[Opening Data section section]
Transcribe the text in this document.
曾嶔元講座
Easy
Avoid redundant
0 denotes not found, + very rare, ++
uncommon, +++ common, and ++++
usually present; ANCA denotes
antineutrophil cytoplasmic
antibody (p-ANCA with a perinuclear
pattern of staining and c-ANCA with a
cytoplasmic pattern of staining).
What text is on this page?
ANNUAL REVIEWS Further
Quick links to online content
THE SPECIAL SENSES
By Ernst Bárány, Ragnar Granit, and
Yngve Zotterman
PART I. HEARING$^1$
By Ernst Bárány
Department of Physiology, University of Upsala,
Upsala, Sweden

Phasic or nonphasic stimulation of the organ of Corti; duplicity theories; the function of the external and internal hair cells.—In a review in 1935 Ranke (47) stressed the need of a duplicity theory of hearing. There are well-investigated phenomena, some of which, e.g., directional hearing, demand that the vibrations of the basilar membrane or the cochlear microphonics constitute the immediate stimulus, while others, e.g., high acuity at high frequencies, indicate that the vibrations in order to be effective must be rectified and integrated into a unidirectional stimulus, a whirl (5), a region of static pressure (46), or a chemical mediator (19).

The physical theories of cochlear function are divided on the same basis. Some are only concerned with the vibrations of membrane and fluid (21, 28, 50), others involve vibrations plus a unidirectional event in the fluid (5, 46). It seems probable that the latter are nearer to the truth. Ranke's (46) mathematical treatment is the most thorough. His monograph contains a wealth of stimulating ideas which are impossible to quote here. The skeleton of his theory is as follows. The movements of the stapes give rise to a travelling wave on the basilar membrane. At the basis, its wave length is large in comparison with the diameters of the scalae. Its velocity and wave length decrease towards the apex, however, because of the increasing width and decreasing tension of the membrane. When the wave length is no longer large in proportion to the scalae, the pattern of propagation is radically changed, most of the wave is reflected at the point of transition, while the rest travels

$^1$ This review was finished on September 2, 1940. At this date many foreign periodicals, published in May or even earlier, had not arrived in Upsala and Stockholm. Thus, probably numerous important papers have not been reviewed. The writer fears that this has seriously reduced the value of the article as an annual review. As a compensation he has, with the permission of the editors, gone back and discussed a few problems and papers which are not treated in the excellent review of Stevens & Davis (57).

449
[Closing Data section section]
— Your task —
What must be returned is a bare number, the count of lines in the entries holding the string "text".

— Answer area —
2